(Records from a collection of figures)

** start **

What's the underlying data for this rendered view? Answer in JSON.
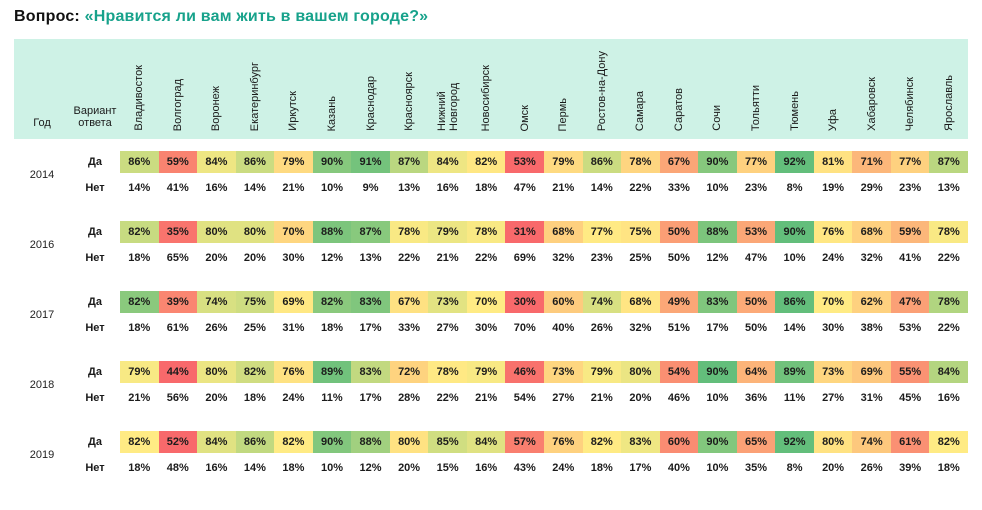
{
  "title": {
    "prefix": "Вопрос:",
    "question": "«Нравится ли вам жить в вашем городе?»"
  },
  "header": {
    "year_label": "Год",
    "answer_label": "Вариант ответа"
  },
  "answers": {
    "yes": "Да",
    "no": "Нет"
  },
  "colors": {
    "accent_teal": "#17A28B",
    "header_bg": "#CEF2E6",
    "scale_red": "#F8696B",
    "scale_yellow": "#FFEB84",
    "scale_green": "#63BE7B"
  },
  "chart_data": {
    "type": "heatmap",
    "title": "Вопрос: «Нравится ли вам жить в вашем городе?»",
    "unit": "%",
    "legend": "Доля ответов «Да» окрашена по шкале красный–жёлтый–зелёный (мин–медиана–макс в пределах года); строки «Нет» без заливки",
    "columns": [
      "Владивосток",
      "Волгоград",
      "Воронеж",
      "Екатеринбург",
      "Иркутск",
      "Казань",
      "Краснодар",
      "Красноярск",
      "Нижний Новгород",
      "Новосибирск",
      "Омск",
      "Пермь",
      "Ростов-на-Дону",
      "Самара",
      "Саратов",
      "Сочи",
      "Тольятти",
      "Тюмень",
      "Уфа",
      "Хабаровск",
      "Челябинск",
      "Ярославль"
    ],
    "rows": [
      {
        "year": "2014",
        "yes": [
          86,
          59,
          84,
          86,
          79,
          90,
          91,
          87,
          84,
          82,
          53,
          79,
          86,
          78,
          67,
          90,
          77,
          92,
          81,
          71,
          77,
          87
        ],
        "no": [
          14,
          41,
          16,
          14,
          21,
          10,
          9,
          13,
          16,
          18,
          47,
          21,
          14,
          22,
          33,
          10,
          23,
          8,
          19,
          29,
          23,
          13
        ]
      },
      {
        "year": "2016",
        "yes": [
          82,
          35,
          80,
          80,
          70,
          88,
          87,
          78,
          79,
          78,
          31,
          68,
          77,
          75,
          50,
          88,
          53,
          90,
          76,
          68,
          59,
          78
        ],
        "no": [
          18,
          65,
          20,
          20,
          30,
          12,
          13,
          22,
          21,
          22,
          69,
          32,
          23,
          25,
          50,
          12,
          47,
          10,
          24,
          32,
          41,
          22
        ]
      },
      {
        "year": "2017",
        "yes": [
          82,
          39,
          74,
          75,
          69,
          82,
          83,
          67,
          73,
          70,
          30,
          60,
          74,
          68,
          49,
          83,
          50,
          86,
          70,
          62,
          47,
          78
        ],
        "no": [
          18,
          61,
          26,
          25,
          31,
          18,
          17,
          33,
          27,
          30,
          70,
          40,
          26,
          32,
          51,
          17,
          50,
          14,
          30,
          38,
          53,
          22
        ]
      },
      {
        "year": "2018",
        "yes": [
          79,
          44,
          80,
          82,
          76,
          89,
          83,
          72,
          78,
          79,
          46,
          73,
          79,
          80,
          54,
          90,
          64,
          89,
          73,
          69,
          55,
          84
        ],
        "no": [
          21,
          56,
          20,
          18,
          24,
          11,
          17,
          28,
          22,
          21,
          54,
          27,
          21,
          20,
          46,
          10,
          36,
          11,
          27,
          31,
          45,
          16
        ]
      },
      {
        "year": "2019",
        "yes": [
          82,
          52,
          84,
          86,
          82,
          90,
          88,
          80,
          85,
          84,
          57,
          76,
          82,
          83,
          60,
          90,
          65,
          92,
          80,
          74,
          61,
          82
        ],
        "no": [
          18,
          48,
          16,
          14,
          18,
          10,
          12,
          20,
          15,
          16,
          43,
          24,
          18,
          17,
          40,
          10,
          35,
          8,
          20,
          26,
          39,
          18
        ]
      }
    ],
    "color_scale": {
      "type": "3-color",
      "min_color": "#F8696B",
      "mid_color": "#FFEB84",
      "max_color": "#63BE7B",
      "applies_to": "yes",
      "midpoint": "per-row median"
    }
  }
}
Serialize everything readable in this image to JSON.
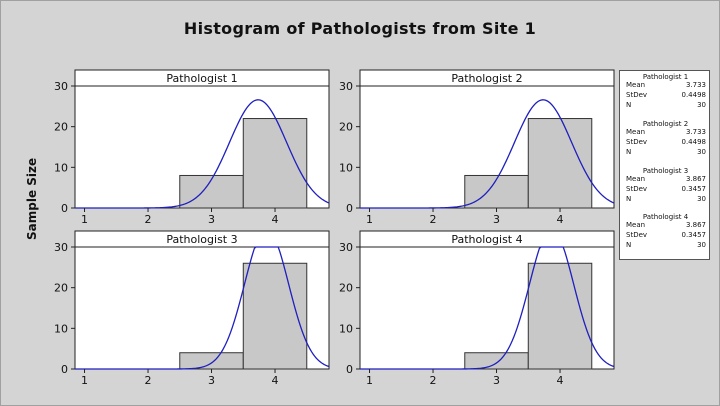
{
  "chart_data": {
    "type": "bar",
    "title": "Histogram of Pathologists from Site 1",
    "ylabel": "Sample Size",
    "xlim": [
      0.85,
      4.85
    ],
    "ylim": [
      0,
      30
    ],
    "x_ticks": [
      1,
      2,
      3,
      4
    ],
    "y_ticks": [
      0,
      10,
      20,
      30
    ],
    "bin_edges": [
      2.5,
      3.5,
      4.5
    ],
    "grid": false,
    "legend_position": "right",
    "bar_color": "#c8c8c8",
    "curve_color": "#1f1fbf",
    "panels": [
      {
        "name": "Pathologist 1",
        "counts": [
          8,
          22
        ],
        "mean": 3.733,
        "stdev": 0.4498,
        "n": 30
      },
      {
        "name": "Pathologist 2",
        "counts": [
          8,
          22
        ],
        "mean": 3.733,
        "stdev": 0.4498,
        "n": 30
      },
      {
        "name": "Pathologist 3",
        "counts": [
          4,
          26
        ],
        "mean": 3.867,
        "stdev": 0.3457,
        "n": 30
      },
      {
        "name": "Pathologist 4",
        "counts": [
          4,
          26
        ],
        "mean": 3.867,
        "stdev": 0.3457,
        "n": 30
      }
    ]
  },
  "legend": {
    "labels": {
      "mean": "Mean",
      "stdev": "StDev",
      "n": "N"
    },
    "entries": [
      {
        "name": "Pathologist 1",
        "mean": "3.733",
        "stdev": "0.4498",
        "n": "30"
      },
      {
        "name": "Pathologist 2",
        "mean": "3.733",
        "stdev": "0.4498",
        "n": "30"
      },
      {
        "name": "Pathologist 3",
        "mean": "3.867",
        "stdev": "0.3457",
        "n": "30"
      },
      {
        "name": "Pathologist 4",
        "mean": "3.867",
        "stdev": "0.3457",
        "n": "30"
      }
    ]
  }
}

** end **

- **WHAT YOU SHOULD DO**: Omit the pictures and print again exactly the lines from the one with "Serialize everything readable" through the final line of the entries, both ends included.

- **FINISHED EXERCISE**:
Serialize everything readable in this image to JSON.
{
  "chart_data": {
    "type": "bar",
    "title": "Histogram of Pathologists from Site 1",
    "ylabel": "Sample Size",
    "xlim": [
      0.85,
      4.85
    ],
    "ylim": [
      0,
      30
    ],
    "x_ticks": [
      1,
      2,
      3,
      4
    ],
    "y_ticks": [
      0,
      10,
      20,
      30
    ],
    "bin_edges": [
      2.5,
      3.5,
      4.5
    ],
    "grid": false,
    "legend_position": "right",
    "bar_color": "#c8c8c8",
    "curve_color": "#1f1fbf",
    "panels": [
      {
        "name": "Pathologist 1",
        "counts": [
          8,
          22
        ],
        "mean": 3.733,
        "stdev": 0.4498,
        "n": 30
      },
      {
        "name": "Pathologist 2",
        "counts": [
          8,
          22
        ],
        "mean": 3.733,
        "stdev": 0.4498,
        "n": 30
      },
      {
        "name": "Pathologist 3",
        "counts": [
          4,
          26
        ],
        "mean": 3.867,
        "stdev": 0.3457,
        "n": 30
      },
      {
        "name": "Pathologist 4",
        "counts": [
          4,
          26
        ],
        "mean": 3.867,
        "stdev": 0.3457,
        "n": 30
      }
    ]
  },
  "legend": {
    "labels": {
      "mean": "Mean",
      "stdev": "StDev",
      "n": "N"
    },
    "entries": [
      {
        "name": "Pathologist 1",
        "mean": "3.733",
        "stdev": "0.4498",
        "n": "30"
      },
      {
        "name": "Pathologist 2",
        "mean": "3.733",
        "stdev": "0.4498",
        "n": "30"
      },
      {
        "name": "Pathologist 3",
        "mean": "3.867",
        "stdev": "0.3457",
        "n": "30"
      },
      {
        "name": "Pathologist 4",
        "mean": "3.867",
        "stdev": "0.3457",
        "n": "30"
      }
    ]
  }
}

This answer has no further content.